DO THIS: Every record should be written out exactly, please.

─── SUPPLIED RECORDS

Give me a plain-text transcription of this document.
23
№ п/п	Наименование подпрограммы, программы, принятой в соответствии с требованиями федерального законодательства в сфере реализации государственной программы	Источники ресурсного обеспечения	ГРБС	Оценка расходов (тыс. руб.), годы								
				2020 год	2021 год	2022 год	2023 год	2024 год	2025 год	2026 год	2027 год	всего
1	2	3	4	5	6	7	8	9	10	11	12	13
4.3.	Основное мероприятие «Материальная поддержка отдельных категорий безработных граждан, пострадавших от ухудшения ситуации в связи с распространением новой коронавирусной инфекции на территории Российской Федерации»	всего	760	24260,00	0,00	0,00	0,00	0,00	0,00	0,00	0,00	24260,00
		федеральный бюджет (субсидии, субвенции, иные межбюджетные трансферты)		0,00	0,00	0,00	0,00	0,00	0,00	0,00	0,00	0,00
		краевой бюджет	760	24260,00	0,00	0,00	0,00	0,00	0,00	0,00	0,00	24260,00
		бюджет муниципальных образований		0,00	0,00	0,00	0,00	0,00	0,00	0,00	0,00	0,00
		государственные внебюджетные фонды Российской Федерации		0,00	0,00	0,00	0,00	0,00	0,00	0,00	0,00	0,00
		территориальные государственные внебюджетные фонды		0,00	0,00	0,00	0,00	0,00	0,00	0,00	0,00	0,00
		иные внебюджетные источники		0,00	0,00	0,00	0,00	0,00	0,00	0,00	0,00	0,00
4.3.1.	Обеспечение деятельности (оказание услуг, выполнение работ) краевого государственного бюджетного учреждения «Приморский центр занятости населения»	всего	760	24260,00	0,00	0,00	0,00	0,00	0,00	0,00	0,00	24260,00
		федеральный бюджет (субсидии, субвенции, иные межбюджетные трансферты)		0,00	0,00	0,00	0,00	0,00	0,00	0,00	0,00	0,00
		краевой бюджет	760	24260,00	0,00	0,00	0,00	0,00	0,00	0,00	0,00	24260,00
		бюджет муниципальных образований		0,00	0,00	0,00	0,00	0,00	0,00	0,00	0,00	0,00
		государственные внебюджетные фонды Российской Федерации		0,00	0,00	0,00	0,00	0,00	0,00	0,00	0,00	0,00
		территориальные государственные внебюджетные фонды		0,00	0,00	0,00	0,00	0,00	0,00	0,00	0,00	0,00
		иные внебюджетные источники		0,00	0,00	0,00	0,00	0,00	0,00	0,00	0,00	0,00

──────

RESPONSE TO THIS EXERCISE:
Give me a plain-text transcription of this document.
23
№ п/п	Наименование подпрограммы, программы, принятой в соответствии с требованиями федерального законодательства в сфере реализации государственной программы	Источники ресурсного обеспечения	ГРБС	Оценка расходов (тыс. руб.), годы								
				2020 год	2021 год	2022 год	2023 год	2024 год	2025 год	2026 год	2027 год	всего
1	2	3	4	5	6	7	8	9	10	11	12	13
4.3.	Основное мероприятие «Материальная поддержка отдельных категорий безработных граждан, пострадавших от ухудшения ситуации в связи с распространением новой коронавирусной инфекции на территории Российской Федерации»	всего	760	24260,00	0,00	0,00	0,00	0,00	0,00	0,00	0,00	24260,00
		федеральный бюджет (субсидии, субвенции, иные межбюджетные трансферты)		0,00	0,00	0,00	0,00	0,00	0,00	0,00	0,00	0,00
		краевой бюджет	760	24260,00	0,00	0,00	0,00	0,00	0,00	0,00	0,00	24260,00
		бюджет муниципальных образований		0,00	0,00	0,00	0,00	0,00	0,00	0,00	0,00	0,00
		государственные внебюджетные фонды Российской Федерации		0,00	0,00	0,00	0,00	0,00	0,00	0,00	0,00	0,00
		территориальные государственные внебюджетные фонды		0,00	0,00	0,00	0,00	0,00	0,00	0,00	0,00	0,00
		иные внебюджетные источники		0,00	0,00	0,00	0,00	0,00	0,00	0,00	0,00	0,00
4.3.1.	Обеспечение деятельности (оказание услуг, выполнение работ) краевого государственного бюджетного учреждения «Приморский центр занятости населения»	всего	760	24260,00	0,00	0,00	0,00	0,00	0,00	0,00	0,00	24260,00
		федеральный бюджет (субсидии, субвенции, иные межбюджетные трансферты)		0,00	0,00	0,00	0,00	0,00	0,00	0,00	0,00	0,00
		краевой бюджет	760	24260,00	0,00	0,00	0,00	0,00	0,00	0,00	0,00	24260,00
		бюджет муниципальных образований		0,00	0,00	0,00	0,00	0,00	0,00	0,00	0,00	0,00
		государственные внебюджетные фонды Российской Федерации		0,00	0,00	0,00	0,00	0,00	0,00	0,00	0,00	0,00
		территориальные государственные внебюджетные фонды		0,00	0,00	0,00	0,00	0,00	0,00	0,00	0,00	0,00
		иные внебюджетные источники		0,00	0,00	0,00	0,00	0,00	0,00	0,00	0,00	0,00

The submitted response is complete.